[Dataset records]
+===+
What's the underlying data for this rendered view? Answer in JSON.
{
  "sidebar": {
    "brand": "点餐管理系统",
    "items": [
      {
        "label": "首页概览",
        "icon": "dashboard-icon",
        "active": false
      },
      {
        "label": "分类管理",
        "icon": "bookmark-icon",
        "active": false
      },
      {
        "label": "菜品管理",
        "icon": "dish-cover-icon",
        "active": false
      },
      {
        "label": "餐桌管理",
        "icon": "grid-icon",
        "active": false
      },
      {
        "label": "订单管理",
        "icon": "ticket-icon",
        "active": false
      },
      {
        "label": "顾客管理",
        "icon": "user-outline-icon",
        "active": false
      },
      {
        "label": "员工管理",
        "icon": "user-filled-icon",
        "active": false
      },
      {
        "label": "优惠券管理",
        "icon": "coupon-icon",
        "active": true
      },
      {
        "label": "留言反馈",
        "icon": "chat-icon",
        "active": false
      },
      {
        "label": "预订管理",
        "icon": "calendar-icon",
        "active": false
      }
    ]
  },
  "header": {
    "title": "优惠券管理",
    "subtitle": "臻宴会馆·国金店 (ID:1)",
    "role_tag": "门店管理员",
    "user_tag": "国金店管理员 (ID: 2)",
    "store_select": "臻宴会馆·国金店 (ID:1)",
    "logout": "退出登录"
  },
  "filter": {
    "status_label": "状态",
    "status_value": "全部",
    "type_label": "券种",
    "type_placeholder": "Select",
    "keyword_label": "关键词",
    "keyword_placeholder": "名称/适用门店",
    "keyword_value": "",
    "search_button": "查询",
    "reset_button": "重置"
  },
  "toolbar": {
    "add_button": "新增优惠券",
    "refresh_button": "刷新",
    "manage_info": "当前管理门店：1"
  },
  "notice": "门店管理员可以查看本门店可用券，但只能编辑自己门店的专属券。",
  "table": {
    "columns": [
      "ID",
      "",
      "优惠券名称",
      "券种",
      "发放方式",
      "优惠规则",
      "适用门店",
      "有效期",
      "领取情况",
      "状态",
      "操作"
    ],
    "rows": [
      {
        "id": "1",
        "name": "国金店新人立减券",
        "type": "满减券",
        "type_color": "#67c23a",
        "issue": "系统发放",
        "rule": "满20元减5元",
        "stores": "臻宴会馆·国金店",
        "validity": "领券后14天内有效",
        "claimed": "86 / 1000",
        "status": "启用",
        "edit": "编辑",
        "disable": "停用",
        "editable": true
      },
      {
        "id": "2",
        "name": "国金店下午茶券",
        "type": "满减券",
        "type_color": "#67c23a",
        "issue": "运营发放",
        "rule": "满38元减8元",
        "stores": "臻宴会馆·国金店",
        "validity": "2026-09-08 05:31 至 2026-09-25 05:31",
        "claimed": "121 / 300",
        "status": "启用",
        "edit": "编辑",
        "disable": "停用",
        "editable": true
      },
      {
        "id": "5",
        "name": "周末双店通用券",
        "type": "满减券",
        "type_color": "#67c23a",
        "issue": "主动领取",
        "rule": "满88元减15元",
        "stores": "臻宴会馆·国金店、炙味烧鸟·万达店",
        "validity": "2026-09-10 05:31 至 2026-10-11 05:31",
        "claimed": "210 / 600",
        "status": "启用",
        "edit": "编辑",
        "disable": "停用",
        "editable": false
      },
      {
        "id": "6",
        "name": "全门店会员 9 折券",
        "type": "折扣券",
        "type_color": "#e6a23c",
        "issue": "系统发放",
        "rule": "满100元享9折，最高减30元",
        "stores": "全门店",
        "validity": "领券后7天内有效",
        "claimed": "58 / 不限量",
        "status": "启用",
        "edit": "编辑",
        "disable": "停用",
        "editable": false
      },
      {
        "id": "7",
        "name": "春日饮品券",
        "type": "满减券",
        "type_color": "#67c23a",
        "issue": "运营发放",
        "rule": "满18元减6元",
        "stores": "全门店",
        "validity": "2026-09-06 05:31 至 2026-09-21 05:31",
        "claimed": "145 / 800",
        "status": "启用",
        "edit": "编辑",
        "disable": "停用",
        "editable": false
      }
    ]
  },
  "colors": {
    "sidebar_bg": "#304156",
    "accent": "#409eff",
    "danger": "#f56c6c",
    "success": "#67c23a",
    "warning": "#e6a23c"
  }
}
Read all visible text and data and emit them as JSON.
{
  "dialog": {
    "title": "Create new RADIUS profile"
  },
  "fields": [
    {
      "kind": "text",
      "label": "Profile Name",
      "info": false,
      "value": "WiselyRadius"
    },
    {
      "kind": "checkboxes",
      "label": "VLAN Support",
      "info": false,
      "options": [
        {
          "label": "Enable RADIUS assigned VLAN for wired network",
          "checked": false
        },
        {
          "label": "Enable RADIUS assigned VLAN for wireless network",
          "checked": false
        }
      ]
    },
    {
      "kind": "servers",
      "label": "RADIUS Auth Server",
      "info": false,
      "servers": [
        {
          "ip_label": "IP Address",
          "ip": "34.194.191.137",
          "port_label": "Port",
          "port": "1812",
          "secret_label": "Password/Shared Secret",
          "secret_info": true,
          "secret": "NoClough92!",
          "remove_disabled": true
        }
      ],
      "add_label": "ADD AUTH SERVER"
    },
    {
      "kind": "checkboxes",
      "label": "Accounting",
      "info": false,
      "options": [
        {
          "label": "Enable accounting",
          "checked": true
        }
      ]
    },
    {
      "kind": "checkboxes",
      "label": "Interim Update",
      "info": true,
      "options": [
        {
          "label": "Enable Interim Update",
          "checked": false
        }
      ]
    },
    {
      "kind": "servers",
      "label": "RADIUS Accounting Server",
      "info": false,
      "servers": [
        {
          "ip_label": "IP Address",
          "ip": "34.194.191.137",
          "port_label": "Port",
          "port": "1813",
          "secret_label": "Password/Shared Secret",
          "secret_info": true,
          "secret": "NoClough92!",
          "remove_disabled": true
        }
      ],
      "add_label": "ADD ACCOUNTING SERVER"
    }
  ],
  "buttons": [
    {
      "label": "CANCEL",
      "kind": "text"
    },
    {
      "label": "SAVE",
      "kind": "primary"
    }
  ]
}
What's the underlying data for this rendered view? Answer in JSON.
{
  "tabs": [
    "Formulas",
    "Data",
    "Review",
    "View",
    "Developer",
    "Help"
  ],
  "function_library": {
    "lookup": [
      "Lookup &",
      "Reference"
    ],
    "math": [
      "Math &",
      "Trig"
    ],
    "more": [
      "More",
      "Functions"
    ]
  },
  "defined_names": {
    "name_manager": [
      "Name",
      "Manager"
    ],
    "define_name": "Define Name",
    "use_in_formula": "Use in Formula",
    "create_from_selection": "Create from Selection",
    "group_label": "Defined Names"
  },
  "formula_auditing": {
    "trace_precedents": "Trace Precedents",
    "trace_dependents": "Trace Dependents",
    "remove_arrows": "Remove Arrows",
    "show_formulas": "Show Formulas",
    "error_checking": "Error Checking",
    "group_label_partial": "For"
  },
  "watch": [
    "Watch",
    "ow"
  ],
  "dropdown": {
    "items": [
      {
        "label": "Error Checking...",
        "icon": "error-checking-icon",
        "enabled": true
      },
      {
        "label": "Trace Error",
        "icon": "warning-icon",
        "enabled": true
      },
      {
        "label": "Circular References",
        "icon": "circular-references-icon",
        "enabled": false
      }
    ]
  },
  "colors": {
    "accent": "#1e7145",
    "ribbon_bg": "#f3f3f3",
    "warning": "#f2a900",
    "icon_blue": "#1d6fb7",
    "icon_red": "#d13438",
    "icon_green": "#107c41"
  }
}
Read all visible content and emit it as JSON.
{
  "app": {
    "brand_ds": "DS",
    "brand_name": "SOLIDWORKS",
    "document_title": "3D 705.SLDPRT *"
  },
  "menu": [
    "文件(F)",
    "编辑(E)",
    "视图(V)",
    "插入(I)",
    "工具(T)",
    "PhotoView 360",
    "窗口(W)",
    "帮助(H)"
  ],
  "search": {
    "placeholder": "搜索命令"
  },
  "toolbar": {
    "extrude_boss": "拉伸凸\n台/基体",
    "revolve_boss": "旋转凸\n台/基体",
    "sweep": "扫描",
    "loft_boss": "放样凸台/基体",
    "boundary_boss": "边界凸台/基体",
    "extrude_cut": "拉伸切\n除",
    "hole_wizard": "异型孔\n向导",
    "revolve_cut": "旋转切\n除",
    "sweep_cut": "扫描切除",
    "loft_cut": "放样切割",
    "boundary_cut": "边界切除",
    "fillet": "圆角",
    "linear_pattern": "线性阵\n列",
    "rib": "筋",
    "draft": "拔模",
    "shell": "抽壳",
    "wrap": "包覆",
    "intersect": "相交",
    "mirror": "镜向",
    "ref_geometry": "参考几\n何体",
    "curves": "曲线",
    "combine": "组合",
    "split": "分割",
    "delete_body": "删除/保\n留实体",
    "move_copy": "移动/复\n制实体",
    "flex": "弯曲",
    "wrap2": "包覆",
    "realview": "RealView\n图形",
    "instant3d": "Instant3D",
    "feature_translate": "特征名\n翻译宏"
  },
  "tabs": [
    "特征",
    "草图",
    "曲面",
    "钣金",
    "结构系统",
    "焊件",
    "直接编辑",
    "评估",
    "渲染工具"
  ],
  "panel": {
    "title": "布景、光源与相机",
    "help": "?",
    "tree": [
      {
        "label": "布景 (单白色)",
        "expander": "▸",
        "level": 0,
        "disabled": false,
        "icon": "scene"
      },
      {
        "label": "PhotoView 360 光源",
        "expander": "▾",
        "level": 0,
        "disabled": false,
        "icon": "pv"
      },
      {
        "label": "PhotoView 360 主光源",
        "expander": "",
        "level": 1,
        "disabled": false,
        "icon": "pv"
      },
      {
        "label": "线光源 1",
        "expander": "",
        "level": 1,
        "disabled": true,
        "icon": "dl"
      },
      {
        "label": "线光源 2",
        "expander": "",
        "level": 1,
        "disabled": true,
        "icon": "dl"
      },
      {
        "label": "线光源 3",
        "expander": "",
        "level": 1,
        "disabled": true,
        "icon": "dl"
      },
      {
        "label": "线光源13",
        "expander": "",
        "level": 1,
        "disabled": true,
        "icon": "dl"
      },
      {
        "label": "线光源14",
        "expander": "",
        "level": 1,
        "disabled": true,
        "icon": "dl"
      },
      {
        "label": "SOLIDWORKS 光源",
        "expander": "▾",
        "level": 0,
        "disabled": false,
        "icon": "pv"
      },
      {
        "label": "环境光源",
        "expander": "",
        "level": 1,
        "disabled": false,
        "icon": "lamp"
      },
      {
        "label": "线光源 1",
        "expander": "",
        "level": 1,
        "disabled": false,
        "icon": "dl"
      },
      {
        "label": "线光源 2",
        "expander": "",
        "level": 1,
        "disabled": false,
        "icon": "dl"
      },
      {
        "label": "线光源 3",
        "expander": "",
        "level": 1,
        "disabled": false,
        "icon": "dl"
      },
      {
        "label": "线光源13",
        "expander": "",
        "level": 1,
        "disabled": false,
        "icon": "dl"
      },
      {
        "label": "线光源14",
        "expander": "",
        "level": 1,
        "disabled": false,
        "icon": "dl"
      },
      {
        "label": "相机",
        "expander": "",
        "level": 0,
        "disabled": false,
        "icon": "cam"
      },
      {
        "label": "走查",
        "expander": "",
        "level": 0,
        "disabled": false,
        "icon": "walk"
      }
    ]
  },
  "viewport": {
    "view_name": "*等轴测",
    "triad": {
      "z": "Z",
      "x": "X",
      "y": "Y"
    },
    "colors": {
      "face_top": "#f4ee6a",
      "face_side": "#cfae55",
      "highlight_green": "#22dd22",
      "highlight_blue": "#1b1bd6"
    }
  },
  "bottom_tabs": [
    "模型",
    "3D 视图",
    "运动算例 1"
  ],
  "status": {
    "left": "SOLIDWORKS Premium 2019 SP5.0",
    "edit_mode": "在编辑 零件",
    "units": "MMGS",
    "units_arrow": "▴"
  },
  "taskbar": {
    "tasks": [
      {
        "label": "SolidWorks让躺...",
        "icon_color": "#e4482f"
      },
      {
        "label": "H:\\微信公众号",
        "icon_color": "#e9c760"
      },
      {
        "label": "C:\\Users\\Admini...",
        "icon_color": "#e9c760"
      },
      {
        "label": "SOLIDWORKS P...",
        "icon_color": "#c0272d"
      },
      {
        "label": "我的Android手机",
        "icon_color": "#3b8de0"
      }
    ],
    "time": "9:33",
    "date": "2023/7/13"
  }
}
+===+
→ **Given task**
Find the word "Create" in the records and pull out each line that has it.

→ **Right answer**
    "title": "Create new RADIUS profile"
    "create_from_selection": "Create from Selection",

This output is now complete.